--- What needs to be done ---
From the entries below, copy every line where the string "cloud" appears.

--- Supplied material ---

* start *

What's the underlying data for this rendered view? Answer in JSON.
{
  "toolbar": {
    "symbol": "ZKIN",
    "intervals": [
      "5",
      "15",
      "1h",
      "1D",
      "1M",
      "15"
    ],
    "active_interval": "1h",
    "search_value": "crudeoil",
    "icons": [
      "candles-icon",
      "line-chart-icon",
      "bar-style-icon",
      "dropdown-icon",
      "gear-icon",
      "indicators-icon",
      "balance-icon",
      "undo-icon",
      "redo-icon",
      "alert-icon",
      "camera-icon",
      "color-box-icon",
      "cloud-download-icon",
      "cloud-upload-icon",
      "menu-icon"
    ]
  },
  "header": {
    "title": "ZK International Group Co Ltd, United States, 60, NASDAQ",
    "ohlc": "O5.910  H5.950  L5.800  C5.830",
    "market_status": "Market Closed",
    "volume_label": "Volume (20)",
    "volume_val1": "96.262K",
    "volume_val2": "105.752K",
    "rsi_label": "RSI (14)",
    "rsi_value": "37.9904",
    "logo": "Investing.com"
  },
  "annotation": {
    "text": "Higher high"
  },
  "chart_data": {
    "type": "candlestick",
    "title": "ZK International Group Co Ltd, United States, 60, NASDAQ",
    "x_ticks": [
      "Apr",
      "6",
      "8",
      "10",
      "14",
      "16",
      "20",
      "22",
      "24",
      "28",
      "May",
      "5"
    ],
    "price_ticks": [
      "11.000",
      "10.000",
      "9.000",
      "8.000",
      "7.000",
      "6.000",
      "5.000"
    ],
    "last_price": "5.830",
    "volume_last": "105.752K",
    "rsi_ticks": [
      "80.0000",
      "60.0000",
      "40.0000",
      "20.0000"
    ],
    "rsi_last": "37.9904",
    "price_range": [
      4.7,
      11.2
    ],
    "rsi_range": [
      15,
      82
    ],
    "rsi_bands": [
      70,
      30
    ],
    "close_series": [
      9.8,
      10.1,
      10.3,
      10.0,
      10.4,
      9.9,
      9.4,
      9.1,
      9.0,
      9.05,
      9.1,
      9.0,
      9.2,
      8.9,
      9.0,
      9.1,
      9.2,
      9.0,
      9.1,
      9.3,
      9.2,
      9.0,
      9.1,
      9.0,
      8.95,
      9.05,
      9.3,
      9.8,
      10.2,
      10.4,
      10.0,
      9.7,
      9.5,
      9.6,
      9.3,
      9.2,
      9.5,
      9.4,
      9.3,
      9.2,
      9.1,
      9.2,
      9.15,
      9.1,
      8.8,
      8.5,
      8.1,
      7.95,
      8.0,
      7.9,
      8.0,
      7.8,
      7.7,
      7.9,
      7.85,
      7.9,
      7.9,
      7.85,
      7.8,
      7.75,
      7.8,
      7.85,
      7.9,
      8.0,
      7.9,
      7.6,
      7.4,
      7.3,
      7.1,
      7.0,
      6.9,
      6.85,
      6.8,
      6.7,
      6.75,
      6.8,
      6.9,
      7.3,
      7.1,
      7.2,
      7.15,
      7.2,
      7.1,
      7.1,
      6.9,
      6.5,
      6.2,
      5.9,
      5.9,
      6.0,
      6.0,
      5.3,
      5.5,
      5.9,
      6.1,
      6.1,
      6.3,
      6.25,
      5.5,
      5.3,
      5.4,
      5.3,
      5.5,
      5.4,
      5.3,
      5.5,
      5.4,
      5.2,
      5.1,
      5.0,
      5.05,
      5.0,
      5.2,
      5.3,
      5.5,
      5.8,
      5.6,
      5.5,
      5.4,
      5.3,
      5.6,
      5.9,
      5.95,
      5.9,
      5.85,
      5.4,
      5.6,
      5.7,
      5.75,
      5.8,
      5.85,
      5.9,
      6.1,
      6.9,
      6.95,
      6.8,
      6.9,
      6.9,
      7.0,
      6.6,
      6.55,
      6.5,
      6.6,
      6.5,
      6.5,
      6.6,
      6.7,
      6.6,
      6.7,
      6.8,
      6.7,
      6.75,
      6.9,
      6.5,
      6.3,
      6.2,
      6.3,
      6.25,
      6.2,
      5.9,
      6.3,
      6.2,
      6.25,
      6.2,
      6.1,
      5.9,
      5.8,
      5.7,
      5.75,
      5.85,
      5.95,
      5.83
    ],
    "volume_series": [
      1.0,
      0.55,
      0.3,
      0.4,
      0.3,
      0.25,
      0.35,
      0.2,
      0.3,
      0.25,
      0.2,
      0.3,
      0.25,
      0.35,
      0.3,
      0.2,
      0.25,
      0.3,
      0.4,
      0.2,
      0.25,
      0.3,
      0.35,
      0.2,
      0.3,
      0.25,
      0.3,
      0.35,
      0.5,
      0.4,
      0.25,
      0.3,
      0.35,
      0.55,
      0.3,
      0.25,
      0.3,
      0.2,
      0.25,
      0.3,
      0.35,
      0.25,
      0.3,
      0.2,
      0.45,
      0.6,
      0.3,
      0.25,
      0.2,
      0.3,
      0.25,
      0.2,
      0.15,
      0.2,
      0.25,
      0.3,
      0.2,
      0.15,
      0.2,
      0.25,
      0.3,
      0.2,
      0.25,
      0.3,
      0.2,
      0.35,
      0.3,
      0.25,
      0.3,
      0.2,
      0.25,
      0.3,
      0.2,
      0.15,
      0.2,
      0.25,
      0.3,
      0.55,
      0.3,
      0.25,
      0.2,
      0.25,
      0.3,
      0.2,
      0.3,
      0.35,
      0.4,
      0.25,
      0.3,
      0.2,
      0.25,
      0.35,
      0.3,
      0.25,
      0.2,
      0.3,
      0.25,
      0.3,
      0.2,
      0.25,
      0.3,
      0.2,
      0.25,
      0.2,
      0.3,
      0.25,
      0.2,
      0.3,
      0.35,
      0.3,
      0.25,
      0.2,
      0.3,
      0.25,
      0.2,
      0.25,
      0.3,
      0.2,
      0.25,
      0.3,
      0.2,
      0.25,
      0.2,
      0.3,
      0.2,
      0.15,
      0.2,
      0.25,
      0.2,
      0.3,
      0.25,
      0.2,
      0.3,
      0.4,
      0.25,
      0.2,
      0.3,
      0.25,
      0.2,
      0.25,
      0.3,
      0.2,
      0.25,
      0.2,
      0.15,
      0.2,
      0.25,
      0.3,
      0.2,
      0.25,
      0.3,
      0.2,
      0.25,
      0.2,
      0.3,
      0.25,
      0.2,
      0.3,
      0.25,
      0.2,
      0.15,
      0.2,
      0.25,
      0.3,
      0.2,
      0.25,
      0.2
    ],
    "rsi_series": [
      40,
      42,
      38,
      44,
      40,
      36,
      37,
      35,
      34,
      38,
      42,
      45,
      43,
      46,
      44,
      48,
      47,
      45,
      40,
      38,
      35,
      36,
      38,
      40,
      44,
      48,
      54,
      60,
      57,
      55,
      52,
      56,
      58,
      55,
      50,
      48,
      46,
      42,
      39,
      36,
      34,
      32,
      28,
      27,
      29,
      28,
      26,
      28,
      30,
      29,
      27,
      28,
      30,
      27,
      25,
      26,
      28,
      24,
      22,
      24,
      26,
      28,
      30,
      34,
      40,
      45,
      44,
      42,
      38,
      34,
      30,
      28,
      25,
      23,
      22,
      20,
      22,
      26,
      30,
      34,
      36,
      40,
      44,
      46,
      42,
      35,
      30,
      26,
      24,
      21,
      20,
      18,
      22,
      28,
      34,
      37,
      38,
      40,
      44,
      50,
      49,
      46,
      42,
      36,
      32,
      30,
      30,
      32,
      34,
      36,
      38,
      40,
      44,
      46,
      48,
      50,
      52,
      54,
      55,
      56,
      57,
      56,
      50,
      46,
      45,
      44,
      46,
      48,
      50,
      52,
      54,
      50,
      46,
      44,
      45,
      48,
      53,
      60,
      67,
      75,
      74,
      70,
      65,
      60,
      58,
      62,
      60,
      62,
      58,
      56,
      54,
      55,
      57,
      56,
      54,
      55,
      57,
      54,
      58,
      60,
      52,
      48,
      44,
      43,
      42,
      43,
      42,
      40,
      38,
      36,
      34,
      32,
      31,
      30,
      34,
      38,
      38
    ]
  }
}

* end *

--- Result of the exercise ---
      "cloud-download-icon",
      "cloud-upload-icon",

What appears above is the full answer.